> [Work to complete]: Each entry below should be written out exactly as it is, with no pictures.

==== Dataset ====

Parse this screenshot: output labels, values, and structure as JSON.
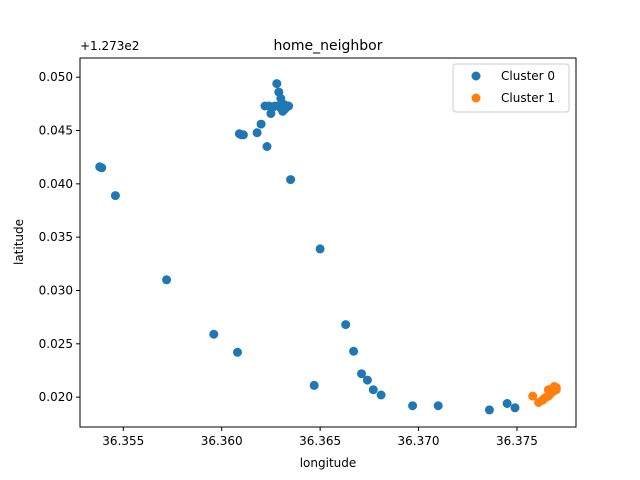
{
  "chart_data": {
    "type": "scatter",
    "title": "home_neighbor",
    "xlabel": "longitude",
    "ylabel": "latitude",
    "y_offset_label": "+1.273e2",
    "xlim": [
      36.3528,
      36.378
    ],
    "ylim": [
      0.0172,
      0.0518
    ],
    "x_ticks": [
      36.355,
      36.36,
      36.365,
      36.37,
      36.375
    ],
    "x_tick_labels": [
      "36.355",
      "36.360",
      "36.365",
      "36.370",
      "36.375"
    ],
    "y_ticks": [
      0.02,
      0.025,
      0.03,
      0.035,
      0.04,
      0.045,
      0.05
    ],
    "y_tick_labels": [
      "0.020",
      "0.025",
      "0.030",
      "0.035",
      "0.040",
      "0.045",
      "0.050"
    ],
    "grid": false,
    "legend_position": "top-right",
    "series": [
      {
        "name": "Cluster 0",
        "color": "#1f77b4",
        "points": [
          [
            36.3538,
            0.0416
          ],
          [
            36.3539,
            0.0415
          ],
          [
            36.3546,
            0.0389
          ],
          [
            36.3572,
            0.031
          ],
          [
            36.3596,
            0.0259
          ],
          [
            36.3608,
            0.0242
          ],
          [
            36.3609,
            0.0447
          ],
          [
            36.361,
            0.0446
          ],
          [
            36.3611,
            0.0446
          ],
          [
            36.3618,
            0.0448
          ],
          [
            36.362,
            0.0456
          ],
          [
            36.3622,
            0.0473
          ],
          [
            36.3623,
            0.0435
          ],
          [
            36.3624,
            0.0473
          ],
          [
            36.3625,
            0.0466
          ],
          [
            36.3626,
            0.0472
          ],
          [
            36.3627,
            0.0473
          ],
          [
            36.3628,
            0.0494
          ],
          [
            36.3629,
            0.0473
          ],
          [
            36.3629,
            0.0486
          ],
          [
            36.363,
            0.0471
          ],
          [
            36.363,
            0.048
          ],
          [
            36.3631,
            0.0468
          ],
          [
            36.3631,
            0.0475
          ],
          [
            36.3632,
            0.047
          ],
          [
            36.3632,
            0.0474
          ],
          [
            36.3633,
            0.0472
          ],
          [
            36.3634,
            0.0473
          ],
          [
            36.3635,
            0.0404
          ],
          [
            36.3647,
            0.0211
          ],
          [
            36.365,
            0.0339
          ],
          [
            36.3663,
            0.0268
          ],
          [
            36.3667,
            0.0243
          ],
          [
            36.3671,
            0.0222
          ],
          [
            36.3674,
            0.0216
          ],
          [
            36.3677,
            0.0207
          ],
          [
            36.3681,
            0.0202
          ],
          [
            36.3697,
            0.0192
          ],
          [
            36.371,
            0.0192
          ],
          [
            36.3736,
            0.0188
          ],
          [
            36.3745,
            0.0194
          ],
          [
            36.3749,
            0.019
          ]
        ]
      },
      {
        "name": "Cluster 1",
        "color": "#ff7f0e",
        "points": [
          [
            36.3758,
            0.0201
          ],
          [
            36.3761,
            0.0195
          ],
          [
            36.3763,
            0.0197
          ],
          [
            36.3764,
            0.0199
          ],
          [
            36.3765,
            0.02
          ],
          [
            36.3766,
            0.0207
          ],
          [
            36.3766,
            0.0201
          ],
          [
            36.3767,
            0.0203
          ],
          [
            36.3768,
            0.0205
          ],
          [
            36.3768,
            0.0208
          ],
          [
            36.3769,
            0.0206
          ],
          [
            36.3769,
            0.021
          ],
          [
            36.377,
            0.0209
          ],
          [
            36.377,
            0.0207
          ]
        ]
      }
    ]
  }
}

====

> [Response for this exercise]:
Parse this screenshot: output labels, values, and structure as JSON.
{
  "chart_data": {
    "type": "scatter",
    "title": "home_neighbor",
    "xlabel": "longitude",
    "ylabel": "latitude",
    "y_offset_label": "+1.273e2",
    "xlim": [
      36.3528,
      36.378
    ],
    "ylim": [
      0.0172,
      0.0518
    ],
    "x_ticks": [
      36.355,
      36.36,
      36.365,
      36.37,
      36.375
    ],
    "x_tick_labels": [
      "36.355",
      "36.360",
      "36.365",
      "36.370",
      "36.375"
    ],
    "y_ticks": [
      0.02,
      0.025,
      0.03,
      0.035,
      0.04,
      0.045,
      0.05
    ],
    "y_tick_labels": [
      "0.020",
      "0.025",
      "0.030",
      "0.035",
      "0.040",
      "0.045",
      "0.050"
    ],
    "grid": false,
    "legend_position": "top-right",
    "series": [
      {
        "name": "Cluster 0",
        "color": "#1f77b4",
        "points": [
          [
            36.3538,
            0.0416
          ],
          [
            36.3539,
            0.0415
          ],
          [
            36.3546,
            0.0389
          ],
          [
            36.3572,
            0.031
          ],
          [
            36.3596,
            0.0259
          ],
          [
            36.3608,
            0.0242
          ],
          [
            36.3609,
            0.0447
          ],
          [
            36.361,
            0.0446
          ],
          [
            36.3611,
            0.0446
          ],
          [
            36.3618,
            0.0448
          ],
          [
            36.362,
            0.0456
          ],
          [
            36.3622,
            0.0473
          ],
          [
            36.3623,
            0.0435
          ],
          [
            36.3624,
            0.0473
          ],
          [
            36.3625,
            0.0466
          ],
          [
            36.3626,
            0.0472
          ],
          [
            36.3627,
            0.0473
          ],
          [
            36.3628,
            0.0494
          ],
          [
            36.3629,
            0.0473
          ],
          [
            36.3629,
            0.0486
          ],
          [
            36.363,
            0.0471
          ],
          [
            36.363,
            0.048
          ],
          [
            36.3631,
            0.0468
          ],
          [
            36.3631,
            0.0475
          ],
          [
            36.3632,
            0.047
          ],
          [
            36.3632,
            0.0474
          ],
          [
            36.3633,
            0.0472
          ],
          [
            36.3634,
            0.0473
          ],
          [
            36.3635,
            0.0404
          ],
          [
            36.3647,
            0.0211
          ],
          [
            36.365,
            0.0339
          ],
          [
            36.3663,
            0.0268
          ],
          [
            36.3667,
            0.0243
          ],
          [
            36.3671,
            0.0222
          ],
          [
            36.3674,
            0.0216
          ],
          [
            36.3677,
            0.0207
          ],
          [
            36.3681,
            0.0202
          ],
          [
            36.3697,
            0.0192
          ],
          [
            36.371,
            0.0192
          ],
          [
            36.3736,
            0.0188
          ],
          [
            36.3745,
            0.0194
          ],
          [
            36.3749,
            0.019
          ]
        ]
      },
      {
        "name": "Cluster 1",
        "color": "#ff7f0e",
        "points": [
          [
            36.3758,
            0.0201
          ],
          [
            36.3761,
            0.0195
          ],
          [
            36.3763,
            0.0197
          ],
          [
            36.3764,
            0.0199
          ],
          [
            36.3765,
            0.02
          ],
          [
            36.3766,
            0.0207
          ],
          [
            36.3766,
            0.0201
          ],
          [
            36.3767,
            0.0203
          ],
          [
            36.3768,
            0.0205
          ],
          [
            36.3768,
            0.0208
          ],
          [
            36.3769,
            0.0206
          ],
          [
            36.3769,
            0.021
          ],
          [
            36.377,
            0.0209
          ],
          [
            36.377,
            0.0207
          ]
        ]
      }
    ]
  }
}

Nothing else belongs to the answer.